Saved data entries =>
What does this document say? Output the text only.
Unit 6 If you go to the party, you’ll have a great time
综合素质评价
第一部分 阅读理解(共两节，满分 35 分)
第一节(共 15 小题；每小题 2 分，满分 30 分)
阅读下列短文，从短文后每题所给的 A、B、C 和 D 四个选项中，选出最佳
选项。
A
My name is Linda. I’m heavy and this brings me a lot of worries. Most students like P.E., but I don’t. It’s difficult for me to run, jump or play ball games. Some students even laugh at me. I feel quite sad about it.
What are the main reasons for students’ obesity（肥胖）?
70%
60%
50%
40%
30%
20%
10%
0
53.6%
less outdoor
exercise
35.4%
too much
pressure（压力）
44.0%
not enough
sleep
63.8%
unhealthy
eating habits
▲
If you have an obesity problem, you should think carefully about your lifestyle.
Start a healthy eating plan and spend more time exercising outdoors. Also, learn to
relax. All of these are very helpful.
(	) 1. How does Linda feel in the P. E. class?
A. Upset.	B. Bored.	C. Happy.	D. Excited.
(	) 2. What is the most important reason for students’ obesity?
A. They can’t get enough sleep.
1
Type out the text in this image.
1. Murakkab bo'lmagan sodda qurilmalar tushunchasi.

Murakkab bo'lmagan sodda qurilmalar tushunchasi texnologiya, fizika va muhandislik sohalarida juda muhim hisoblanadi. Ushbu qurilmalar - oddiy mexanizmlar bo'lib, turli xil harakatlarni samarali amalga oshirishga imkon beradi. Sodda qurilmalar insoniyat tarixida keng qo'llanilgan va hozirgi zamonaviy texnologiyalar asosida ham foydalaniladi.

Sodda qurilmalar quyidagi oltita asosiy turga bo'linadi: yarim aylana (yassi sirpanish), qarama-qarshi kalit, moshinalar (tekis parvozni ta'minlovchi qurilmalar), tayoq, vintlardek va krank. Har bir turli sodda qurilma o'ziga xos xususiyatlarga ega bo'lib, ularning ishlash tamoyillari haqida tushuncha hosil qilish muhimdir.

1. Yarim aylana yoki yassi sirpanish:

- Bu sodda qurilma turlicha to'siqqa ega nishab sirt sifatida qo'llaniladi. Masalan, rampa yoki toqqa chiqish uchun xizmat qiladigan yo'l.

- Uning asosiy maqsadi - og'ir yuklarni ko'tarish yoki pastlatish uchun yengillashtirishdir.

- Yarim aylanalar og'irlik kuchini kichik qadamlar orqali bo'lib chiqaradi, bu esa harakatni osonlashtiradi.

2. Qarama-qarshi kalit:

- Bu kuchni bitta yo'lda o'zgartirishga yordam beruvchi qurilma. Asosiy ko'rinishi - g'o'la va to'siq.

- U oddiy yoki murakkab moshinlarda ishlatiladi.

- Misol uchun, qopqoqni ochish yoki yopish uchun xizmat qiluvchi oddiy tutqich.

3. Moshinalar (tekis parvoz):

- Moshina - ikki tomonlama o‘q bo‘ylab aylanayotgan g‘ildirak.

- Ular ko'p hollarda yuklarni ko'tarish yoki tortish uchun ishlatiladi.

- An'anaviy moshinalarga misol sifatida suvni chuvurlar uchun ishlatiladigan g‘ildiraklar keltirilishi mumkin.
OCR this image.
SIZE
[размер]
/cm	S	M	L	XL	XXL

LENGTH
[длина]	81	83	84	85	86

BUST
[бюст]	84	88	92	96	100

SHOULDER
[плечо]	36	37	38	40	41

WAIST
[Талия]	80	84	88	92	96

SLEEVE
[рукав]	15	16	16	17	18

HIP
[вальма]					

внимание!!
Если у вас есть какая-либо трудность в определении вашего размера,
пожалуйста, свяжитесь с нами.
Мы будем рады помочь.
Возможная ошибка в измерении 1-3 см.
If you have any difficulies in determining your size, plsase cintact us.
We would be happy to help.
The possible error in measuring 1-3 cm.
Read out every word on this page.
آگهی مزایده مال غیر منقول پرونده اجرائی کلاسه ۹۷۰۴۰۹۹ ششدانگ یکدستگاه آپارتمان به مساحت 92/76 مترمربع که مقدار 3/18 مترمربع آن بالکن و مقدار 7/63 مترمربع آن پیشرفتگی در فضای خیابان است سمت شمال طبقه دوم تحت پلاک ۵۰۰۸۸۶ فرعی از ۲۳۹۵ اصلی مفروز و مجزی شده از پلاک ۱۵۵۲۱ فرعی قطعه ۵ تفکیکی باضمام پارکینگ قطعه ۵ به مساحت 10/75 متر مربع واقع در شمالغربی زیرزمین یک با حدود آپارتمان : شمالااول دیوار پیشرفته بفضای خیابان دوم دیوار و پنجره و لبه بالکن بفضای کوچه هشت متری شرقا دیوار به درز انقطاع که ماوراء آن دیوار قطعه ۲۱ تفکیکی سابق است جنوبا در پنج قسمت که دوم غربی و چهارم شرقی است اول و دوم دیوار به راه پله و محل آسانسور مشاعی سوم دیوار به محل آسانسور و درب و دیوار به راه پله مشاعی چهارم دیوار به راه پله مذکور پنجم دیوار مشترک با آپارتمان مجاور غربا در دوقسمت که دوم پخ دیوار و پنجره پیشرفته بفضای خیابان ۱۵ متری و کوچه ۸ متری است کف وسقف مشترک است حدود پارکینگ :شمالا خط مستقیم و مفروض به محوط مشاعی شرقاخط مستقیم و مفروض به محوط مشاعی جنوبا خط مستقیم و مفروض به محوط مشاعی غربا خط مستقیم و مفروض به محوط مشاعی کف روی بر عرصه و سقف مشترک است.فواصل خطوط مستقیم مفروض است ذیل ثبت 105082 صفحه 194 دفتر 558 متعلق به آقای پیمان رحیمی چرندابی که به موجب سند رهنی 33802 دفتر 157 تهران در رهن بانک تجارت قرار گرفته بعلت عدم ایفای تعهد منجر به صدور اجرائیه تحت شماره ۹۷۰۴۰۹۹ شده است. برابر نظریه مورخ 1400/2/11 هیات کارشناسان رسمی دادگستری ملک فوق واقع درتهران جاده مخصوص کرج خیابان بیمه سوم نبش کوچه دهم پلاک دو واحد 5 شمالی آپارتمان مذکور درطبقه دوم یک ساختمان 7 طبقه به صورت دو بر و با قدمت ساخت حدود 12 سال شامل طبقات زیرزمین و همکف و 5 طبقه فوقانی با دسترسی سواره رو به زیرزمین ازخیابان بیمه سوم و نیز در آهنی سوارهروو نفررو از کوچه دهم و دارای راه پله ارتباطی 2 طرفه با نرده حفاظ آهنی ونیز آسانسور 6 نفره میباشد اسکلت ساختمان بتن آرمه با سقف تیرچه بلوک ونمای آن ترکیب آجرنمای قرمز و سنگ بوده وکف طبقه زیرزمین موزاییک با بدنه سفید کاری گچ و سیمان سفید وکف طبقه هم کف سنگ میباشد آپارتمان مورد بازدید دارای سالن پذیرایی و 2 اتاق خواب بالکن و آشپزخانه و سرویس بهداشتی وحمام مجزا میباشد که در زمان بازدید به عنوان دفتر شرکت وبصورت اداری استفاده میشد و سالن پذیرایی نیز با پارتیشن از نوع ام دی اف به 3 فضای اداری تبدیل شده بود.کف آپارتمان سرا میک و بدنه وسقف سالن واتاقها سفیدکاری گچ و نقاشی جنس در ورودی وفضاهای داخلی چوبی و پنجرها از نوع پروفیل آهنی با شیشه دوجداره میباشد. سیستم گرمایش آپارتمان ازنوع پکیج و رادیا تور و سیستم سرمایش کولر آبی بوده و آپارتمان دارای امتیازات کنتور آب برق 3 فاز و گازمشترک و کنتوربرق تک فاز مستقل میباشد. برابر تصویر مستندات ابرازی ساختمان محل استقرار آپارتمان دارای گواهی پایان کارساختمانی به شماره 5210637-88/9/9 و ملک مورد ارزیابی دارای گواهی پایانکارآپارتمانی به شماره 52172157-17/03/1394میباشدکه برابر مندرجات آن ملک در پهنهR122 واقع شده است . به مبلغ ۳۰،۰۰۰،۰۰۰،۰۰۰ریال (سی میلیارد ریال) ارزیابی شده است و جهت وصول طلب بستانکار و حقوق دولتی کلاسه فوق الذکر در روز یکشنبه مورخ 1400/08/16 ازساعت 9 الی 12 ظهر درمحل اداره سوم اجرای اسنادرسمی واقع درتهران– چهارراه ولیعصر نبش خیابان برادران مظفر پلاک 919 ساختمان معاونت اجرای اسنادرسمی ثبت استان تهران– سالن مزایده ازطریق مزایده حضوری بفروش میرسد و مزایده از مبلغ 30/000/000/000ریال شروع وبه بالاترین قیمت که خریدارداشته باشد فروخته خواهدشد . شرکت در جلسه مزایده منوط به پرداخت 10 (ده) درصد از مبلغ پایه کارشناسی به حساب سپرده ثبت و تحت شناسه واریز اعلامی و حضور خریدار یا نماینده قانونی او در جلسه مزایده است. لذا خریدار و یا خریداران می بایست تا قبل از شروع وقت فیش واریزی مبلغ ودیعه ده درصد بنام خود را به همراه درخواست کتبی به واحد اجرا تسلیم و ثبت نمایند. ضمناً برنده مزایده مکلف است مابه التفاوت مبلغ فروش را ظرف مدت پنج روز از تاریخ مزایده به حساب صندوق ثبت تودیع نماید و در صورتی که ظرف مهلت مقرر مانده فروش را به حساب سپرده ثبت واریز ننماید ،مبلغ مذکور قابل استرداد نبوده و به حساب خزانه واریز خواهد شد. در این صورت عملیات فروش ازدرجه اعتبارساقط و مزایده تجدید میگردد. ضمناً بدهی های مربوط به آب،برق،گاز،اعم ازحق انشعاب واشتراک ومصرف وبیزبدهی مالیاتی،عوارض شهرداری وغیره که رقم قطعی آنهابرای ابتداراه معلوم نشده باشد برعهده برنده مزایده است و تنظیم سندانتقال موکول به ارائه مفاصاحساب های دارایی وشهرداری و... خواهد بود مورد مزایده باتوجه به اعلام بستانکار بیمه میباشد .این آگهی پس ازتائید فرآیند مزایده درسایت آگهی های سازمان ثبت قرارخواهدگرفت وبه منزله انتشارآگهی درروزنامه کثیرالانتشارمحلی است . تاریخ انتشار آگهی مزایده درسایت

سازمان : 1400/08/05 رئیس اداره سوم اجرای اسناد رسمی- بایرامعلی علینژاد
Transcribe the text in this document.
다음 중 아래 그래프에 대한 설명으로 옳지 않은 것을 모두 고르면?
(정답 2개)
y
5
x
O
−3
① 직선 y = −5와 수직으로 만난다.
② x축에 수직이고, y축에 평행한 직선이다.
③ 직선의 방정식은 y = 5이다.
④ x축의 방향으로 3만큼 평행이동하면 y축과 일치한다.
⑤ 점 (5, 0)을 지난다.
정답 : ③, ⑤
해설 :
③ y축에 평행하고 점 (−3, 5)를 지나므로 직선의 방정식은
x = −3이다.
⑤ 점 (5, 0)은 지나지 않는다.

WHAT IS REQUIRED =>
Make an exact copy of every line from the one with "Transcribe the text in this document." to the end of the data, with the first and last of those lines included.

COMPLETED TASK =>
Transcribe the text in this document.
다음 중 아래 그래프에 대한 설명으로 옳지 않은 것을 모두 고르면?
(정답 2개)
y
5
x
O
−3
① 직선 y = −5와 수직으로 만난다.
② x축에 수직이고, y축에 평행한 직선이다.
③ 직선의 방정식은 y = 5이다.
④ x축의 방향으로 3만큼 평행이동하면 y축과 일치한다.
⑤ 점 (5, 0)을 지난다.
정답 : ③, ⑤
해설 :
③ y축에 평행하고 점 (−3, 5)를 지나므로 직선의 방정식은
x = −3이다.
⑤ 점 (5, 0)은 지나지 않는다.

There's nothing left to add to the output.